**MATERIAL TO PROCESS:**

-=-=-

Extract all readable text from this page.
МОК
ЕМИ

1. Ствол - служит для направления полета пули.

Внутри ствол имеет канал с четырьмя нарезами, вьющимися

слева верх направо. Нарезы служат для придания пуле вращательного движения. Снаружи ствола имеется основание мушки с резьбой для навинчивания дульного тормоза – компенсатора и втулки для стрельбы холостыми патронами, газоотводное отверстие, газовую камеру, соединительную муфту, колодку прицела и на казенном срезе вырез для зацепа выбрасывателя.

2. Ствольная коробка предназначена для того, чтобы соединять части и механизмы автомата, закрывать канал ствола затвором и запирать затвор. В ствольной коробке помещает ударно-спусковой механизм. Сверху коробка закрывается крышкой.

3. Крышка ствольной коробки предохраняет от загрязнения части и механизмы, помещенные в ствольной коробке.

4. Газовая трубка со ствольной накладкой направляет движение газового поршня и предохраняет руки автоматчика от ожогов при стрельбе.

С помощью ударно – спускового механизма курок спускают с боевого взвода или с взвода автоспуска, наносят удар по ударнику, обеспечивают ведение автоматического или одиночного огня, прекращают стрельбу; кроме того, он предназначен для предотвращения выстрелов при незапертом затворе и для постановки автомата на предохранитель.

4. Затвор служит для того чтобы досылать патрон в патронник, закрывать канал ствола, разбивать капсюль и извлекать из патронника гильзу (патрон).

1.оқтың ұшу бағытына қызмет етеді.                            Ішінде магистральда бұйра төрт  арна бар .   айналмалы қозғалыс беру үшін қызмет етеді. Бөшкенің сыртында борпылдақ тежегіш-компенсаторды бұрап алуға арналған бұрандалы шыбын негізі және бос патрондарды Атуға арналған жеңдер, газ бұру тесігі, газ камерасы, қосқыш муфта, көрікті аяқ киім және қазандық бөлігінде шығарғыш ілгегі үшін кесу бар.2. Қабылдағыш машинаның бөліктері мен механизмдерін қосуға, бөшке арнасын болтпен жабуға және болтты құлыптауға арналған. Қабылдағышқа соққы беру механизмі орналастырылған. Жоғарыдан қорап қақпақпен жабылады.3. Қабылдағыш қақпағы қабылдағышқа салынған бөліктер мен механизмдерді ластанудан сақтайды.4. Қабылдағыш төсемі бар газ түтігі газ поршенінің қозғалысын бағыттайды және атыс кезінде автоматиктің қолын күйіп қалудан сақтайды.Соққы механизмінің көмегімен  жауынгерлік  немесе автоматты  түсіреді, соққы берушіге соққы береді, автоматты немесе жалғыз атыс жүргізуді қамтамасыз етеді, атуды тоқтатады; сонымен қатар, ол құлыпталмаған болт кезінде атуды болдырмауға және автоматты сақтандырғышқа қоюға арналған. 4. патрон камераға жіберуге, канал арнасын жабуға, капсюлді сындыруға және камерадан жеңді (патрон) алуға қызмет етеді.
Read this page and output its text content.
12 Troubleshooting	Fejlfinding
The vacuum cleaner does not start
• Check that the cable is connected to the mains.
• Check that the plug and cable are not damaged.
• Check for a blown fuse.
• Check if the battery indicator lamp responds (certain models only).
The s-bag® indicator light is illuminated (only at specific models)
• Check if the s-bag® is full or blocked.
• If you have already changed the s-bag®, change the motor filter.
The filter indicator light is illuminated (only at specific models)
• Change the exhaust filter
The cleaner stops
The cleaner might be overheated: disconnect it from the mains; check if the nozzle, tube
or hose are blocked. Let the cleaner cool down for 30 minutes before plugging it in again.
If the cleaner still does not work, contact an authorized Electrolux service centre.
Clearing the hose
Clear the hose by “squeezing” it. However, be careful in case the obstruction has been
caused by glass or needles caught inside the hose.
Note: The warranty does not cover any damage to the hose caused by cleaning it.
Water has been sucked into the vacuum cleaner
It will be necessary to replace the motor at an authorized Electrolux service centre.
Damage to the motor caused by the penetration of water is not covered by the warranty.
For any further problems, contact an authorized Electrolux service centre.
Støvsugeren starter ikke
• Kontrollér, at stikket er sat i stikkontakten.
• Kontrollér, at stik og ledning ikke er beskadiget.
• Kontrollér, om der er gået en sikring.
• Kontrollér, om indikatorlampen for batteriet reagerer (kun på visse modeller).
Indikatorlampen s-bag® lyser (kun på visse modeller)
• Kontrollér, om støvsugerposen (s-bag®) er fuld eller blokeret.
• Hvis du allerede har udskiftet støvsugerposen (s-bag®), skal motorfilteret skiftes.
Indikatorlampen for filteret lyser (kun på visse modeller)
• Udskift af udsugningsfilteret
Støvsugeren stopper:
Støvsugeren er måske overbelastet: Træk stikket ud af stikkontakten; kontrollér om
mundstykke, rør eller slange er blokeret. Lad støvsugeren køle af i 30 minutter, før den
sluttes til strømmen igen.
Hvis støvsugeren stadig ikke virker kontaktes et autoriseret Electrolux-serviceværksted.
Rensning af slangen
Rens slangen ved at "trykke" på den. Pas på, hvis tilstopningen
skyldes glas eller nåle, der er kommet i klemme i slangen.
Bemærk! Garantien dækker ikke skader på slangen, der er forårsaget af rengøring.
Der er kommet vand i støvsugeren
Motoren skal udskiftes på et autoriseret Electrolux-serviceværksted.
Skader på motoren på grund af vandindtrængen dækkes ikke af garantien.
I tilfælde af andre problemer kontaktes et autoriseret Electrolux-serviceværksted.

-=-=-

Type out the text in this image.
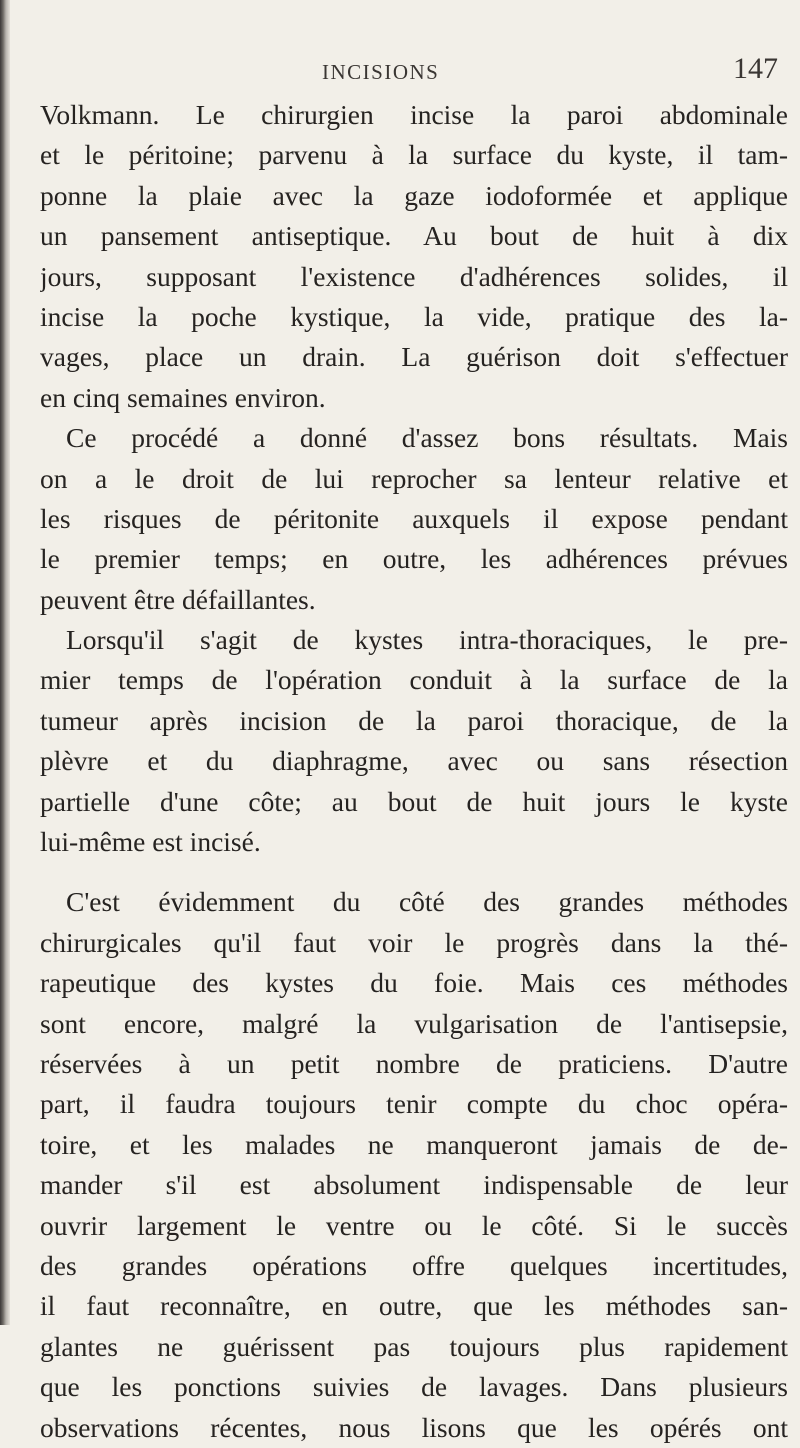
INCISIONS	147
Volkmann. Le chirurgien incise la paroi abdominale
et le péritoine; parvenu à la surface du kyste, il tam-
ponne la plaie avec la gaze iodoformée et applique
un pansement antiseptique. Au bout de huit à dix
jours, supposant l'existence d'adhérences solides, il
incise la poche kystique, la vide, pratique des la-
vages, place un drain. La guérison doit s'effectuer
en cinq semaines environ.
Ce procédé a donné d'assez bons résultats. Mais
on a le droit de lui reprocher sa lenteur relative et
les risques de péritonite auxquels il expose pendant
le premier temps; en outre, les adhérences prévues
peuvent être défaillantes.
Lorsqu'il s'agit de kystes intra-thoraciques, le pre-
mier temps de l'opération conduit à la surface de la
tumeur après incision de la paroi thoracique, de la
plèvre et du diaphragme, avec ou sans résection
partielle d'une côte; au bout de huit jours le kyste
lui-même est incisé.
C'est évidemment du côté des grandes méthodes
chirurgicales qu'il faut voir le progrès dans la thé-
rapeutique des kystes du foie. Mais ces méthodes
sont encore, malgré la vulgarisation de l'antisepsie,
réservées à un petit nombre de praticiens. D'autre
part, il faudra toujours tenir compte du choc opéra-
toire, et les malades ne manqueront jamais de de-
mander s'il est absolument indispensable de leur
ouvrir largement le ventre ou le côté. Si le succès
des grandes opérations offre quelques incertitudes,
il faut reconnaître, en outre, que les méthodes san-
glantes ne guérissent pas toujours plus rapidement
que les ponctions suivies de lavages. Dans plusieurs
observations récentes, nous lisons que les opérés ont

-=-=-

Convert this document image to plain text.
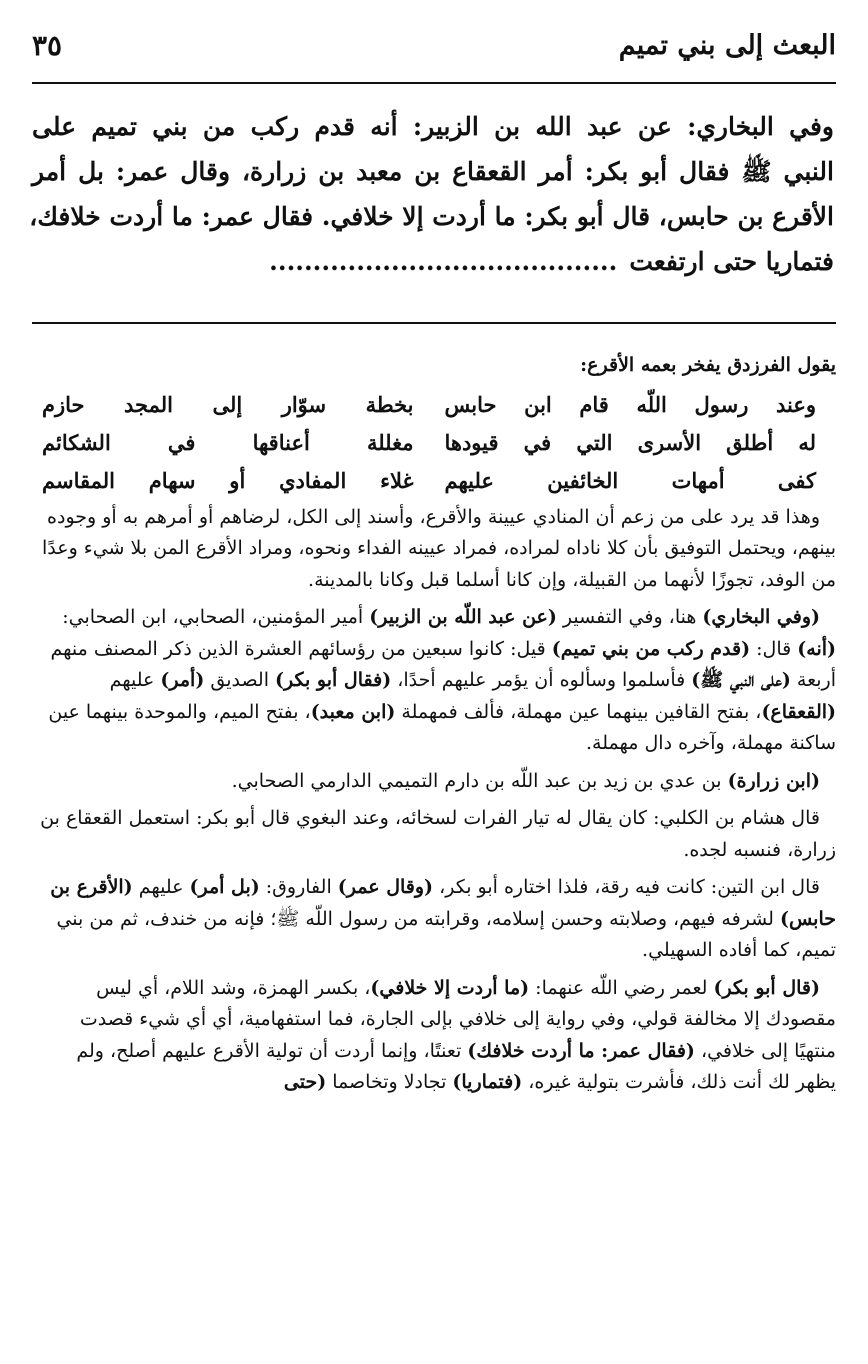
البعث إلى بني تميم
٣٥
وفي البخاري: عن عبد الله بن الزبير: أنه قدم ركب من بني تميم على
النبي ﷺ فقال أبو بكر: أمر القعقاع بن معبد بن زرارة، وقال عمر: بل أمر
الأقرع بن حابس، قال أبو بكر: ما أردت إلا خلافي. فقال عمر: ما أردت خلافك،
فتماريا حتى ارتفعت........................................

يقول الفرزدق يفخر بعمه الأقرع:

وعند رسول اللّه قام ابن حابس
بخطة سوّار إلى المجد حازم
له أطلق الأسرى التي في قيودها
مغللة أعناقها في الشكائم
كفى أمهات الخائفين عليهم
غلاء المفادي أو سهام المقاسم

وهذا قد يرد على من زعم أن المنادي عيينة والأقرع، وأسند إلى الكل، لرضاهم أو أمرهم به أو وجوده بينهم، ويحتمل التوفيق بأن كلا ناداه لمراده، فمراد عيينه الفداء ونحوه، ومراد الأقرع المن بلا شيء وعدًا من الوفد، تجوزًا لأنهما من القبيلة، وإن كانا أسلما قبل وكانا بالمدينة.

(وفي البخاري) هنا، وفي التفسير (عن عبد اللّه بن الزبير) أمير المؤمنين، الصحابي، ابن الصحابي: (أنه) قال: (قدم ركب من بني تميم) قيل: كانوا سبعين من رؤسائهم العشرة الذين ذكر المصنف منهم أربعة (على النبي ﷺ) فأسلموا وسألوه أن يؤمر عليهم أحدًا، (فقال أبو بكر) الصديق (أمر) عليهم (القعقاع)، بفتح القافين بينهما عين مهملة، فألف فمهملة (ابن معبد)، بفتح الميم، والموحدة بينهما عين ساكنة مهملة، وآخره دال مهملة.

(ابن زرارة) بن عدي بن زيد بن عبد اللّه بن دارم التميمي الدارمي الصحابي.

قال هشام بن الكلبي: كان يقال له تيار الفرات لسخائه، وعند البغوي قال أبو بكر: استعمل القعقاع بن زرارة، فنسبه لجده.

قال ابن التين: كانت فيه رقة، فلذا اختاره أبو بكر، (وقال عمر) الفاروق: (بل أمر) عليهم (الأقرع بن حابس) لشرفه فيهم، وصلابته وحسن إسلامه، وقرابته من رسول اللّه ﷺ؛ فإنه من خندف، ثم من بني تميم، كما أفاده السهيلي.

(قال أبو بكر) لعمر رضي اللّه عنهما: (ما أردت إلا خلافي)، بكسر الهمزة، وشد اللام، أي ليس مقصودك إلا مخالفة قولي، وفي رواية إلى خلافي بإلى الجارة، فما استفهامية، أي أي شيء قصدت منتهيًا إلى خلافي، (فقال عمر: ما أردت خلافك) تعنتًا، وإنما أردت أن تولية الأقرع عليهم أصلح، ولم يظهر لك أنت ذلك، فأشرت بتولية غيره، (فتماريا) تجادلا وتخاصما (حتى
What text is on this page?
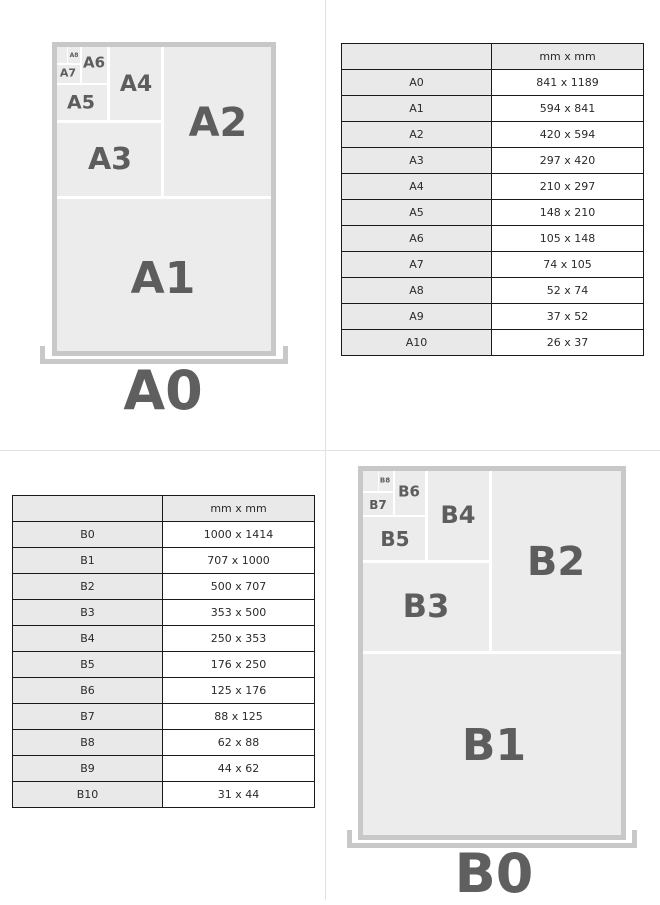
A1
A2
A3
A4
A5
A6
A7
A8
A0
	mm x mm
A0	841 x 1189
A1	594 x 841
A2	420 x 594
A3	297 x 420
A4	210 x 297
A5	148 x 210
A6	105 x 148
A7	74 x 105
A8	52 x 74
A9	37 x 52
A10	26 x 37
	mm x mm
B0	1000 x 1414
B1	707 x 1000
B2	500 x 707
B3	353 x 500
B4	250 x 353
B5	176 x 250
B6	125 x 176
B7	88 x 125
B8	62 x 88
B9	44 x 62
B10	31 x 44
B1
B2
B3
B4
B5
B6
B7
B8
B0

-=-=-

**JOB:** Scan the material above. Copy each line where "чтобы" occurs.

**EXERCISE RESULT:**
2. Ствольная коробка предназначена для того, чтобы соединять части и механизмы автомата, закрывать канал ствола затвором и запирать затвор. В ствольной коробке помещает ударно-спусковой механизм. Сверху коробка закрывается крышкой.
4. Затвор служит для того чтобы досылать патрон в патронник, закрывать канал ствола, разбивать капсюль и извлекать из патронника гильзу (патрон).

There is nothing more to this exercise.